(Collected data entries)
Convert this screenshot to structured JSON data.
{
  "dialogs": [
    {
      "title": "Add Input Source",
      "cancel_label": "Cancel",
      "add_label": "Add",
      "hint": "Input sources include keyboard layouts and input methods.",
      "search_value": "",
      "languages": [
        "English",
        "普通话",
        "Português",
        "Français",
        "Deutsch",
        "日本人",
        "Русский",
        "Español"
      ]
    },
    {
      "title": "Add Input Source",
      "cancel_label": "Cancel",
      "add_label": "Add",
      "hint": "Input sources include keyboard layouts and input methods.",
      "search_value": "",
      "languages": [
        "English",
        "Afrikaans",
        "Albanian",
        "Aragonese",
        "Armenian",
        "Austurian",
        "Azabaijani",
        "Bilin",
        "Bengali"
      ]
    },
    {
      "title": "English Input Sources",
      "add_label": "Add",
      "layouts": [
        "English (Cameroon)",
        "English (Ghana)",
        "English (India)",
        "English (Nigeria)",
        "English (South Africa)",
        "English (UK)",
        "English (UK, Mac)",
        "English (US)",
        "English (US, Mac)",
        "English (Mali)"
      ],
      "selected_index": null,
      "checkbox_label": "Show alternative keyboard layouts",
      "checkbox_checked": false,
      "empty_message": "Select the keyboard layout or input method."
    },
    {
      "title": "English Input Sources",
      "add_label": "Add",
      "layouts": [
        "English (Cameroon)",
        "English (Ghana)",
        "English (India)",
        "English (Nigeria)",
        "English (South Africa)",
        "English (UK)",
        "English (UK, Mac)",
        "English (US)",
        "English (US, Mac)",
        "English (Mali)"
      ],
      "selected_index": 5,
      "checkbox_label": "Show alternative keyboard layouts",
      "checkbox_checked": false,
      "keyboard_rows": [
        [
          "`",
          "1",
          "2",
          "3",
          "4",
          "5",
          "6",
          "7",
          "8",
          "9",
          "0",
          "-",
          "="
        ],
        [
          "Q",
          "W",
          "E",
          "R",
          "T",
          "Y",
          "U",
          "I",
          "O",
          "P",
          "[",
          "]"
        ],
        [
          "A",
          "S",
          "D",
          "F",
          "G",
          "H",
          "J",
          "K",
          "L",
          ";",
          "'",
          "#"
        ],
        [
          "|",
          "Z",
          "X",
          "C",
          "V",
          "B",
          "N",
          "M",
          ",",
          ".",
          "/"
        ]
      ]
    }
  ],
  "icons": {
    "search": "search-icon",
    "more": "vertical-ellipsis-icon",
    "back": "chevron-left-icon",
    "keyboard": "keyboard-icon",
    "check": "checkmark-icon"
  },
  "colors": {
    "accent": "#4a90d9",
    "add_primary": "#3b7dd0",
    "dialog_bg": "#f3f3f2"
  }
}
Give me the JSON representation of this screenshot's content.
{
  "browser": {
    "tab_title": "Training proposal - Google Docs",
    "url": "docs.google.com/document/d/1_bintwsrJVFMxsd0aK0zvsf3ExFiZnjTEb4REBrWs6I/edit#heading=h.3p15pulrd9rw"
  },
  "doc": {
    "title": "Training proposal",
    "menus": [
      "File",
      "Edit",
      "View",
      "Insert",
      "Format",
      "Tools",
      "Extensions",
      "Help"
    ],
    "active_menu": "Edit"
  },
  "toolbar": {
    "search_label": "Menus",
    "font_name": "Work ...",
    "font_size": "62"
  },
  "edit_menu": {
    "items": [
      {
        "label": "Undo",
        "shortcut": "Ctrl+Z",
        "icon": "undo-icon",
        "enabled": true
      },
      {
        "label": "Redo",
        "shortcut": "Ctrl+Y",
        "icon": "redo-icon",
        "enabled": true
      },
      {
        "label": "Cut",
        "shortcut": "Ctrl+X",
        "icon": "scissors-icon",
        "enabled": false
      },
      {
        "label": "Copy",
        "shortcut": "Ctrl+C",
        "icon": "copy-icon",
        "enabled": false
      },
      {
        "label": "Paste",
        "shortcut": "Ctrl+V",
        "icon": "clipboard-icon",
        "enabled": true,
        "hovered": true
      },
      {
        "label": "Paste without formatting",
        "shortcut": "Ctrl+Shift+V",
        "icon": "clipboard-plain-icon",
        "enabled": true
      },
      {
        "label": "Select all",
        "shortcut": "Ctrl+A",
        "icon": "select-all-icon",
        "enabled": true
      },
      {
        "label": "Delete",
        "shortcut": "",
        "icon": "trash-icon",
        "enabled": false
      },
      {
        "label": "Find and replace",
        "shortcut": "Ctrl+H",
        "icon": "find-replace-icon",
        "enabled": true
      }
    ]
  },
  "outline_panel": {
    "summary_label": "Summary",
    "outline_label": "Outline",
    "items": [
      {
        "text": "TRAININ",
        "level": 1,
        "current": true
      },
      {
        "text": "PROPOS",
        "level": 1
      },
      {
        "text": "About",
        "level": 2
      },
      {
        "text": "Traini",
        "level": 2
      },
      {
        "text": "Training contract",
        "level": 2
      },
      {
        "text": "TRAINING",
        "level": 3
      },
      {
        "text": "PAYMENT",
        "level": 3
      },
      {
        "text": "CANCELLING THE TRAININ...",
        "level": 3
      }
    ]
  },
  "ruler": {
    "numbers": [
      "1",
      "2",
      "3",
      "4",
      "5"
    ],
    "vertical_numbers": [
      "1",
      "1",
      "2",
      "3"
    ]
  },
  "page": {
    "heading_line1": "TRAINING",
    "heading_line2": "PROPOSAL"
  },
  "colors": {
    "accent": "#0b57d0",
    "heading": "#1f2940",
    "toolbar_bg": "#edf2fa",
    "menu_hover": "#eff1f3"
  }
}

#### INSTRUCTIONS FOR THE TASK
Retype each record exactly, leaving nothing out.

#### SOLUTION FOR THIS PROBLEM
Convert this screenshot to structured JSON data.
{
  "dialogs": [
    {
      "title": "Add Input Source",
      "cancel_label": "Cancel",
      "add_label": "Add",
      "hint": "Input sources include keyboard layouts and input methods.",
      "search_value": "",
      "languages": [
        "English",
        "普通话",
        "Português",
        "Français",
        "Deutsch",
        "日本人",
        "Русский",
        "Español"
      ]
    },
    {
      "title": "Add Input Source",
      "cancel_label": "Cancel",
      "add_label": "Add",
      "hint": "Input sources include keyboard layouts and input methods.",
      "search_value": "",
      "languages": [
        "English",
        "Afrikaans",
        "Albanian",
        "Aragonese",
        "Armenian",
        "Austurian",
        "Azabaijani",
        "Bilin",
        "Bengali"
      ]
    },
    {
      "title": "English Input Sources",
      "add_label": "Add",
      "layouts": [
        "English (Cameroon)",
        "English (Ghana)",
        "English (India)",
        "English (Nigeria)",
        "English (South Africa)",
        "English (UK)",
        "English (UK, Mac)",
        "English (US)",
        "English (US, Mac)",
        "English (Mali)"
      ],
      "selected_index": null,
      "checkbox_label": "Show alternative keyboard layouts",
      "checkbox_checked": false,
      "empty_message": "Select the keyboard layout or input method."
    },
    {
      "title": "English Input Sources",
      "add_label": "Add",
      "layouts": [
        "English (Cameroon)",
        "English (Ghana)",
        "English (India)",
        "English (Nigeria)",
        "English (South Africa)",
        "English (UK)",
        "English (UK, Mac)",
        "English (US)",
        "English (US, Mac)",
        "English (Mali)"
      ],
      "selected_index": 5,
      "checkbox_label": "Show alternative keyboard layouts",
      "checkbox_checked": false,
      "keyboard_rows": [
        [
          "`",
          "1",
          "2",
          "3",
          "4",
          "5",
          "6",
          "7",
          "8",
          "9",
          "0",
          "-",
          "="
        ],
        [
          "Q",
          "W",
          "E",
          "R",
          "T",
          "Y",
          "U",
          "I",
          "O",
          "P",
          "[",
          "]"
        ],
        [
          "A",
          "S",
          "D",
          "F",
          "G",
          "H",
          "J",
          "K",
          "L",
          ";",
          "'",
          "#"
        ],
        [
          "|",
          "Z",
          "X",
          "C",
          "V",
          "B",
          "N",
          "M",
          ",",
          ".",
          "/"
        ]
      ]
    }
  ],
  "icons": {
    "search": "search-icon",
    "more": "vertical-ellipsis-icon",
    "back": "chevron-left-icon",
    "keyboard": "keyboard-icon",
    "check": "checkmark-icon"
  },
  "colors": {
    "accent": "#4a90d9",
    "add_primary": "#3b7dd0",
    "dialog_bg": "#f3f3f2"
  }
}
Give me the JSON representation of this screenshot's content.
{
  "browser": {
    "tab_title": "Training proposal - Google Docs",
    "url": "docs.google.com/document/d/1_bintwsrJVFMxsd0aK0zvsf3ExFiZnjTEb4REBrWs6I/edit#heading=h.3p15pulrd9rw"
  },
  "doc": {
    "title": "Training proposal",
    "menus": [
      "File",
      "Edit",
      "View",
      "Insert",
      "Format",
      "Tools",
      "Extensions",
      "Help"
    ],
    "active_menu": "Edit"
  },
  "toolbar": {
    "search_label": "Menus",
    "font_name": "Work ...",
    "font_size": "62"
  },
  "edit_menu": {
    "items": [
      {
        "label": "Undo",
        "shortcut": "Ctrl+Z",
        "icon": "undo-icon",
        "enabled": true
      },
      {
        "label": "Redo",
        "shortcut": "Ctrl+Y",
        "icon": "redo-icon",
        "enabled": true
      },
      {
        "label": "Cut",
        "shortcut": "Ctrl+X",
        "icon": "scissors-icon",
        "enabled": false
      },
      {
        "label": "Copy",
        "shortcut": "Ctrl+C",
        "icon": "copy-icon",
        "enabled": false
      },
      {
        "label": "Paste",
        "shortcut": "Ctrl+V",
        "icon": "clipboard-icon",
        "enabled": true,
        "hovered": true
      },
      {
        "label": "Paste without formatting",
        "shortcut": "Ctrl+Shift+V",
        "icon": "clipboard-plain-icon",
        "enabled": true
      },
      {
        "label": "Select all",
        "shortcut": "Ctrl+A",
        "icon": "select-all-icon",
        "enabled": true
      },
      {
        "label": "Delete",
        "shortcut": "",
        "icon": "trash-icon",
        "enabled": false
      },
      {
        "label": "Find and replace",
        "shortcut": "Ctrl+H",
        "icon": "find-replace-icon",
        "enabled": true
      }
    ]
  },
  "outline_panel": {
    "summary_label": "Summary",
    "outline_label": "Outline",
    "items": [
      {
        "text": "TRAININ",
        "level": 1,
        "current": true
      },
      {
        "text": "PROPOS",
        "level": 1
      },
      {
        "text": "About",
        "level": 2
      },
      {
        "text": "Traini",
        "level": 2
      },
      {
        "text": "Training contract",
        "level": 2
      },
      {
        "text": "TRAINING",
        "level": 3
      },
      {
        "text": "PAYMENT",
        "level": 3
      },
      {
        "text": "CANCELLING THE TRAININ...",
        "level": 3
      }
    ]
  },
  "ruler": {
    "numbers": [
      "1",
      "2",
      "3",
      "4",
      "5"
    ],
    "vertical_numbers": [
      "1",
      "1",
      "2",
      "3"
    ]
  },
  "page": {
    "heading_line1": "TRAINING",
    "heading_line2": "PROPOSAL"
  },
  "colors": {
    "accent": "#0b57d0",
    "heading": "#1f2940",
    "toolbar_bg": "#edf2fa",
    "menu_hover": "#eff1f3"
  }
}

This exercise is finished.